- [Goal of the exercise]: Extract all lines containing "tekortkomingen".

[A block of data]
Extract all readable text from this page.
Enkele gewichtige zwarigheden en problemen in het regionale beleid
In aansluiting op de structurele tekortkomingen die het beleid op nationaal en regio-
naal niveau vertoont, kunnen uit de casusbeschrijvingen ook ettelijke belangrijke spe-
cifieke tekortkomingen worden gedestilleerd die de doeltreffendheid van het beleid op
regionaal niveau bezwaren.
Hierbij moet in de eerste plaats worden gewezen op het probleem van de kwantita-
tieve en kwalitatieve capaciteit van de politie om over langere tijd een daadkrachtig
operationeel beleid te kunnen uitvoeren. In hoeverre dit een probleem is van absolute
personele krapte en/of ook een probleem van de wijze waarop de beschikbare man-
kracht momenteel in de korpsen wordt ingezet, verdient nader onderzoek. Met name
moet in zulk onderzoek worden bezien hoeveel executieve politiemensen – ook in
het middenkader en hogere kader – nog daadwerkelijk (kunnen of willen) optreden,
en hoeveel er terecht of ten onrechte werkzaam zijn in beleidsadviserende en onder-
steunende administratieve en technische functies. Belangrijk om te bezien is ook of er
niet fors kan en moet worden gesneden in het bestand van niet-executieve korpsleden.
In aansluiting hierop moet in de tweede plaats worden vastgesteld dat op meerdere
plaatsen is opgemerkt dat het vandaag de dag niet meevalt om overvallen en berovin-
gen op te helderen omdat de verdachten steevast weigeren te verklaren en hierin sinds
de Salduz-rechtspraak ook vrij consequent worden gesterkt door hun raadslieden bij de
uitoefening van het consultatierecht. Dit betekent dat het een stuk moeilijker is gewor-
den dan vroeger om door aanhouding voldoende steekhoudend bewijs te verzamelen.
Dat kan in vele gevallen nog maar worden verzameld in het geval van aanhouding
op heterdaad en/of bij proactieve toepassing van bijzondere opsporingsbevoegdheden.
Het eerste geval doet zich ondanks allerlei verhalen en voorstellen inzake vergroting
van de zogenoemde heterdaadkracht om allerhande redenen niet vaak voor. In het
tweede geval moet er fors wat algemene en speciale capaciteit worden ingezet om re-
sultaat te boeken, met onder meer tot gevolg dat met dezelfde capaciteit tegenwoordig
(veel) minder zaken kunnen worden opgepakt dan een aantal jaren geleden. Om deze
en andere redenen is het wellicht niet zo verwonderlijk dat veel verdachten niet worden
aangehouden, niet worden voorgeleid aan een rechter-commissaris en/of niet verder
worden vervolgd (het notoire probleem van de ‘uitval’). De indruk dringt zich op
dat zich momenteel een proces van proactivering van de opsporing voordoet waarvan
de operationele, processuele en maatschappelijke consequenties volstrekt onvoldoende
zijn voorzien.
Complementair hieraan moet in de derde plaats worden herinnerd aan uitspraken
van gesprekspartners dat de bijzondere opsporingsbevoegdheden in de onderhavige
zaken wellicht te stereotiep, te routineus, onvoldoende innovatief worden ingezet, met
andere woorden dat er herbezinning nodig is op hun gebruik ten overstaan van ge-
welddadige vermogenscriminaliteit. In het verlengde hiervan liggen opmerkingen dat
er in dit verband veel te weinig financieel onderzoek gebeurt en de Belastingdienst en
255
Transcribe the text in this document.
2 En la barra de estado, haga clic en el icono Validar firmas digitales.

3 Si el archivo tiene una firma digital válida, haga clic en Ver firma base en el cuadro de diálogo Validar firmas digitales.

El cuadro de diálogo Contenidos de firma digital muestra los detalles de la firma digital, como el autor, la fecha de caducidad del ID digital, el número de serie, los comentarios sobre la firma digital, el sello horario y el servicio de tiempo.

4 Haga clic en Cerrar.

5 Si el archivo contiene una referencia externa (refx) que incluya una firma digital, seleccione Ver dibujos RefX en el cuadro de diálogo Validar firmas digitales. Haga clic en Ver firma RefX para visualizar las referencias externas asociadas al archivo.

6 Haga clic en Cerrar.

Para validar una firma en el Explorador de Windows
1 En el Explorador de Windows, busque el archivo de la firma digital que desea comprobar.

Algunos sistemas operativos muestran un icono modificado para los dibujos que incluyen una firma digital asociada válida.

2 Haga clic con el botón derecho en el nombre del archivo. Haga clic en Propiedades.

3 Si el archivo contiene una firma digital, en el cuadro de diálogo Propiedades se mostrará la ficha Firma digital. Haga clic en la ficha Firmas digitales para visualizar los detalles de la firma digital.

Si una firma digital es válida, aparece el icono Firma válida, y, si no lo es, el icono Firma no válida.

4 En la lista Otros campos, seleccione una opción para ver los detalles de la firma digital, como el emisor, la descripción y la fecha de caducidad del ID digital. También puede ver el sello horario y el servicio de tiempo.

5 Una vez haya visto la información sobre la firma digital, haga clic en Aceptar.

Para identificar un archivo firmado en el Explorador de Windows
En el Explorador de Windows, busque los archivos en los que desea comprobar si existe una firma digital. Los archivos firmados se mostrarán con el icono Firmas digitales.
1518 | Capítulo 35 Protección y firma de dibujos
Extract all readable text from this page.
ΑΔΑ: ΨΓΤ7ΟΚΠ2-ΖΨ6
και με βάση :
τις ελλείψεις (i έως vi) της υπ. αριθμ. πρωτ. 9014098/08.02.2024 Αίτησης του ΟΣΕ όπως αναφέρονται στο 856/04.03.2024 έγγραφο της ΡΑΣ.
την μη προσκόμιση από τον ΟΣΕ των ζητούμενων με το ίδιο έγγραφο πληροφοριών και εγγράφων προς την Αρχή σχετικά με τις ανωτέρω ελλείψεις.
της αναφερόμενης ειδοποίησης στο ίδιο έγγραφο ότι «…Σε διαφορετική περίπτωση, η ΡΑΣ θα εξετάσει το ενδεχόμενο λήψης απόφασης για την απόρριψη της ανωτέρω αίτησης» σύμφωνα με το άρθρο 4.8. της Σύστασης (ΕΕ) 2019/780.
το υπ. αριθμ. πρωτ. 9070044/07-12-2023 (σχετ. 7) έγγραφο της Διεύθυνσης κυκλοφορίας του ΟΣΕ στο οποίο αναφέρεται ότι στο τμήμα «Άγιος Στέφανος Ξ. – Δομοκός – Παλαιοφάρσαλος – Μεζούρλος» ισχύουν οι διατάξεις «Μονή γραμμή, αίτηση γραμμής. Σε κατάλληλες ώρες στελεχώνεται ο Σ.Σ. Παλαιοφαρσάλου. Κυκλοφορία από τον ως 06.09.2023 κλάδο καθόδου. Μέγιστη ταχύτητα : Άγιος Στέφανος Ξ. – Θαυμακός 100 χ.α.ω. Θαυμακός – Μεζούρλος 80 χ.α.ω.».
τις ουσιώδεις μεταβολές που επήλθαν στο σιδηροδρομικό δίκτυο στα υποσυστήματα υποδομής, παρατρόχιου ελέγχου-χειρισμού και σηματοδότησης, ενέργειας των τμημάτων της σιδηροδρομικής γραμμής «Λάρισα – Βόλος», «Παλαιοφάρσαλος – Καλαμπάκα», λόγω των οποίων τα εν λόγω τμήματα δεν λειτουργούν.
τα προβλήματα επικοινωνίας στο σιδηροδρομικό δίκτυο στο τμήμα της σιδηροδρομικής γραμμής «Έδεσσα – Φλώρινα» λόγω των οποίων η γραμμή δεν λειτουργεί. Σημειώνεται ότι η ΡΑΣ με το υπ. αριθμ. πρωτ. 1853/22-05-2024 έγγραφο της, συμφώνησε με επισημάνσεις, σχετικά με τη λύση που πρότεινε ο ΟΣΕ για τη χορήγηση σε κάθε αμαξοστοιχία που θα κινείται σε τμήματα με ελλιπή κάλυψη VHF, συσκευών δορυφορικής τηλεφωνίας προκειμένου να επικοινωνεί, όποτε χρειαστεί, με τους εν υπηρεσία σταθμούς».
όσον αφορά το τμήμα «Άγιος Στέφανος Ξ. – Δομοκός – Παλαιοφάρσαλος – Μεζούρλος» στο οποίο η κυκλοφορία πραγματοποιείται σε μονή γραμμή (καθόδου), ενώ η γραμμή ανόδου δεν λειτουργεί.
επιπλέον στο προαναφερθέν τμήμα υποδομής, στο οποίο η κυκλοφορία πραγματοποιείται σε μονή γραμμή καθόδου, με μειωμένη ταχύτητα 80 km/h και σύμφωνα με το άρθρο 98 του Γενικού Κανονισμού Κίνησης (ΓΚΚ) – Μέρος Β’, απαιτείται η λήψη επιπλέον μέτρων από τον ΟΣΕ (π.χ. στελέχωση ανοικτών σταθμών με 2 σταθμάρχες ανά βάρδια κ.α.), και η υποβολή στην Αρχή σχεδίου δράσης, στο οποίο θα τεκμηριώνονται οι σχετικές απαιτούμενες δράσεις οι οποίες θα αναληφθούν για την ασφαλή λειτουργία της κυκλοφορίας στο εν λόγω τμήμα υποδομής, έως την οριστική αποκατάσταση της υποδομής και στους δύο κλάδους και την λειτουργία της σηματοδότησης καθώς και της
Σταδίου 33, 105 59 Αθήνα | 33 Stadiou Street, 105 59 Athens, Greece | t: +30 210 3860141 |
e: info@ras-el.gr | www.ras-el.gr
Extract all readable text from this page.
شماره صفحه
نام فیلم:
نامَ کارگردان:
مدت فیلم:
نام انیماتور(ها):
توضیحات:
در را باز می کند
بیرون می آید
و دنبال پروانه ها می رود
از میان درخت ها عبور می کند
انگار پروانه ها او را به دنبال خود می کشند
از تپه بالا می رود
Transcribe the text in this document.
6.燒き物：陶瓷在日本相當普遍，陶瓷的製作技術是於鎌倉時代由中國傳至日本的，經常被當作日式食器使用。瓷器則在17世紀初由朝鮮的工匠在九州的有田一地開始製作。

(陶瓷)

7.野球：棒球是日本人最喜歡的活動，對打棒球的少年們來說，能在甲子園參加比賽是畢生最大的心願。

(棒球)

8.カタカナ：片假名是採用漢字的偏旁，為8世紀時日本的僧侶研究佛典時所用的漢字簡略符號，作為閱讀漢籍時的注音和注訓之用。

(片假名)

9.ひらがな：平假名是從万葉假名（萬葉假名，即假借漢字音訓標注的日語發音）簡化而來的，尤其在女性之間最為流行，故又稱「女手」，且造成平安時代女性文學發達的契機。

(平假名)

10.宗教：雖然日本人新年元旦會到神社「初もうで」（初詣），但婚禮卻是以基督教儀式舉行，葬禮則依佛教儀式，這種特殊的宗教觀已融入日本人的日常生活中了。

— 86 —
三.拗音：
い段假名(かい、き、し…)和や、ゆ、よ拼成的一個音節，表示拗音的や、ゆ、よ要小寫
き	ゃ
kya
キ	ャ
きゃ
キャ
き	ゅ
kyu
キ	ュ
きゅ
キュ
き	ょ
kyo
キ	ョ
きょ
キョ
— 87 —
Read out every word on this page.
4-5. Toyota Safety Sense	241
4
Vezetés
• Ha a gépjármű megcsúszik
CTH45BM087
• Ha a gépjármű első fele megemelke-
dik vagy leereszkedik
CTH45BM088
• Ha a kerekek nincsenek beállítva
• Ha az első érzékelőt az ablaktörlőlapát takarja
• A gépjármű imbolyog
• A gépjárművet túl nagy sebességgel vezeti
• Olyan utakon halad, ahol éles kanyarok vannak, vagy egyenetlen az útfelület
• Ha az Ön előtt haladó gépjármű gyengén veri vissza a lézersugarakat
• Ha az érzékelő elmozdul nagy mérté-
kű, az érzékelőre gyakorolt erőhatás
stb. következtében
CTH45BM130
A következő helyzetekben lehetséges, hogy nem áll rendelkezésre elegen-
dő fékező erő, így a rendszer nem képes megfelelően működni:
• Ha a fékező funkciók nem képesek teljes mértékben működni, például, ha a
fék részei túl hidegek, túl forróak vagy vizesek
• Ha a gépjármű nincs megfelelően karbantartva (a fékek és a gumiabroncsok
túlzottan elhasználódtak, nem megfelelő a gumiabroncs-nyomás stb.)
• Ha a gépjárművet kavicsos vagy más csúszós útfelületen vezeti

- [Solved exercise]:
In aansluiting op de structurele tekortkomingen die het beleid op nationaal en regio-
cifieke tekortkomingen worden gedestilleerd die de doeltreffendheid van het beleid op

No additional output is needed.